• **Written request**: Leave out the pictures; transcribe all else exactly.

Dataset excerpt:
========================================
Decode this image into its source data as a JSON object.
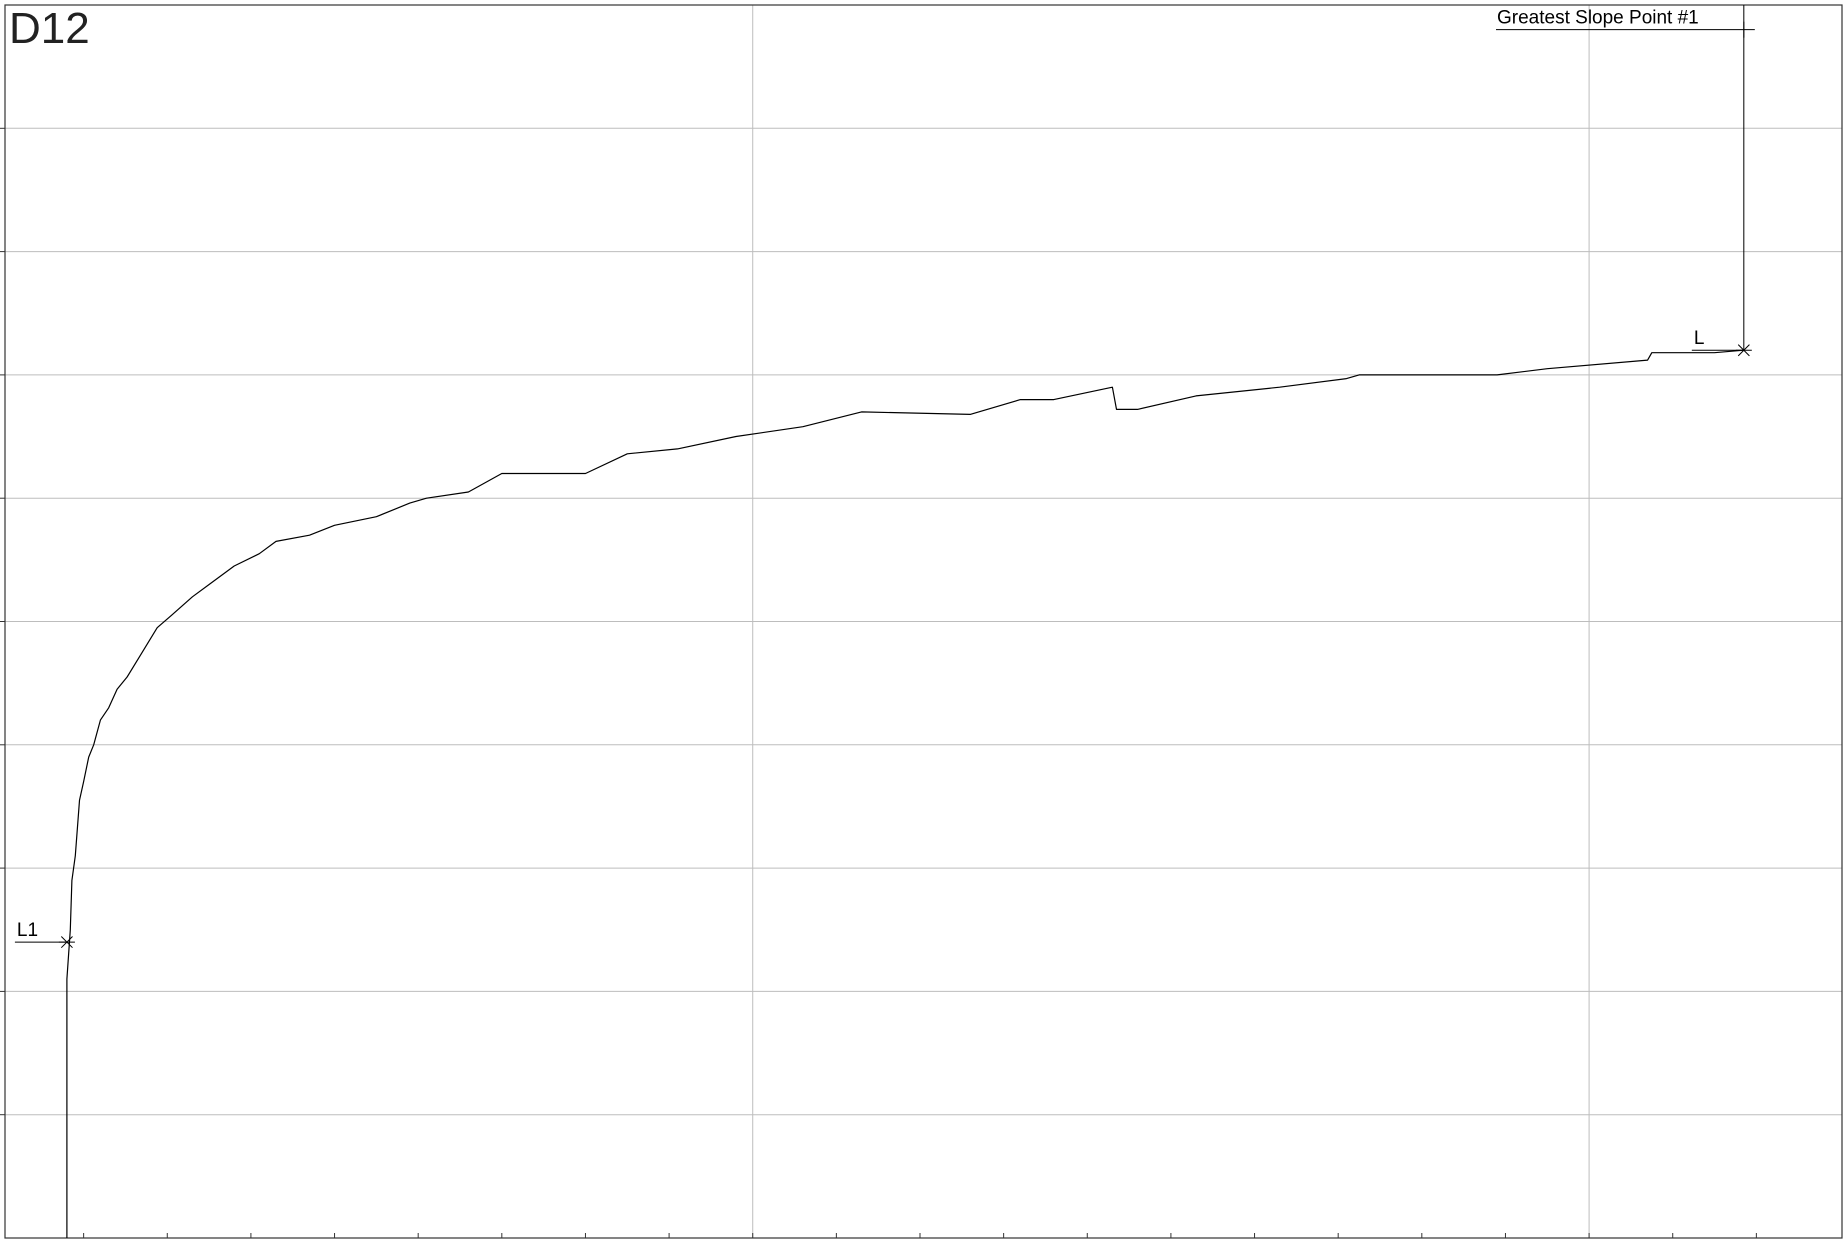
{
  "chart_data": {
    "type": "line",
    "title": "D12",
    "xlabel": "",
    "ylabel": "",
    "grid": true,
    "xlim": [
      0,
      22
    ],
    "ylim": [
      0,
      10
    ],
    "x_major_lines": [
      9,
      19
    ],
    "series": [
      {
        "points": [
          [
            0.8,
            0.0
          ],
          [
            0.8,
            2.1
          ],
          [
            0.84,
            2.5
          ],
          [
            0.86,
            2.9
          ],
          [
            0.9,
            3.1
          ],
          [
            0.95,
            3.55
          ],
          [
            1.0,
            3.7
          ],
          [
            1.06,
            3.9
          ],
          [
            1.12,
            4.0
          ],
          [
            1.2,
            4.2
          ],
          [
            1.3,
            4.3
          ],
          [
            1.4,
            4.45
          ],
          [
            1.52,
            4.55
          ],
          [
            1.7,
            4.75
          ],
          [
            1.88,
            4.95
          ],
          [
            2.05,
            5.05
          ],
          [
            2.3,
            5.2
          ],
          [
            2.5,
            5.3
          ],
          [
            2.8,
            5.45
          ],
          [
            3.1,
            5.55
          ],
          [
            3.3,
            5.65
          ],
          [
            3.7,
            5.7
          ],
          [
            4.0,
            5.78
          ],
          [
            4.5,
            5.85
          ],
          [
            4.9,
            5.96
          ],
          [
            5.1,
            6.0
          ],
          [
            5.6,
            6.05
          ],
          [
            6.0,
            6.2
          ],
          [
            7.0,
            6.2
          ],
          [
            7.5,
            6.36
          ],
          [
            8.1,
            6.4
          ],
          [
            8.8,
            6.5
          ],
          [
            9.6,
            6.58
          ],
          [
            10.3,
            6.7
          ],
          [
            11.6,
            6.68
          ],
          [
            12.2,
            6.8
          ],
          [
            12.6,
            6.8
          ],
          [
            13.3,
            6.9
          ],
          [
            13.35,
            6.72
          ],
          [
            13.6,
            6.72
          ],
          [
            14.3,
            6.83
          ],
          [
            15.3,
            6.9
          ],
          [
            16.1,
            6.97
          ],
          [
            16.25,
            7.0
          ],
          [
            17.9,
            7.0
          ],
          [
            18.5,
            7.05
          ],
          [
            19.7,
            7.12
          ],
          [
            19.75,
            7.18
          ],
          [
            20.5,
            7.18
          ],
          [
            20.85,
            7.2
          ]
        ]
      }
    ],
    "markers": [
      {
        "label": "L1",
        "x": 0.8,
        "y": 2.4
      },
      {
        "label": "L",
        "x": 20.85,
        "y": 7.2
      }
    ],
    "annotations": [
      {
        "label": "Greatest Slope Point #1",
        "x": 20.85,
        "y": 9.8
      }
    ]
  }
}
========================================
• **Task result**:
Decode this image into its source data as a JSON object.
{
  "chart_data": {
    "type": "line",
    "title": "D12",
    "xlabel": "",
    "ylabel": "",
    "grid": true,
    "xlim": [
      0,
      22
    ],
    "ylim": [
      0,
      10
    ],
    "x_major_lines": [
      9,
      19
    ],
    "series": [
      {
        "points": [
          [
            0.8,
            0.0
          ],
          [
            0.8,
            2.1
          ],
          [
            0.84,
            2.5
          ],
          [
            0.86,
            2.9
          ],
          [
            0.9,
            3.1
          ],
          [
            0.95,
            3.55
          ],
          [
            1.0,
            3.7
          ],
          [
            1.06,
            3.9
          ],
          [
            1.12,
            4.0
          ],
          [
            1.2,
            4.2
          ],
          [
            1.3,
            4.3
          ],
          [
            1.4,
            4.45
          ],
          [
            1.52,
            4.55
          ],
          [
            1.7,
            4.75
          ],
          [
            1.88,
            4.95
          ],
          [
            2.05,
            5.05
          ],
          [
            2.3,
            5.2
          ],
          [
            2.5,
            5.3
          ],
          [
            2.8,
            5.45
          ],
          [
            3.1,
            5.55
          ],
          [
            3.3,
            5.65
          ],
          [
            3.7,
            5.7
          ],
          [
            4.0,
            5.78
          ],
          [
            4.5,
            5.85
          ],
          [
            4.9,
            5.96
          ],
          [
            5.1,
            6.0
          ],
          [
            5.6,
            6.05
          ],
          [
            6.0,
            6.2
          ],
          [
            7.0,
            6.2
          ],
          [
            7.5,
            6.36
          ],
          [
            8.1,
            6.4
          ],
          [
            8.8,
            6.5
          ],
          [
            9.6,
            6.58
          ],
          [
            10.3,
            6.7
          ],
          [
            11.6,
            6.68
          ],
          [
            12.2,
            6.8
          ],
          [
            12.6,
            6.8
          ],
          [
            13.3,
            6.9
          ],
          [
            13.35,
            6.72
          ],
          [
            13.6,
            6.72
          ],
          [
            14.3,
            6.83
          ],
          [
            15.3,
            6.9
          ],
          [
            16.1,
            6.97
          ],
          [
            16.25,
            7.0
          ],
          [
            17.9,
            7.0
          ],
          [
            18.5,
            7.05
          ],
          [
            19.7,
            7.12
          ],
          [
            19.75,
            7.18
          ],
          [
            20.5,
            7.18
          ],
          [
            20.85,
            7.2
          ]
        ]
      }
    ],
    "markers": [
      {
        "label": "L1",
        "x": 0.8,
        "y": 2.4
      },
      {
        "label": "L",
        "x": 20.85,
        "y": 7.2
      }
    ],
    "annotations": [
      {
        "label": "Greatest Slope Point #1",
        "x": 20.85,
        "y": 9.8
      }
    ]
  }
}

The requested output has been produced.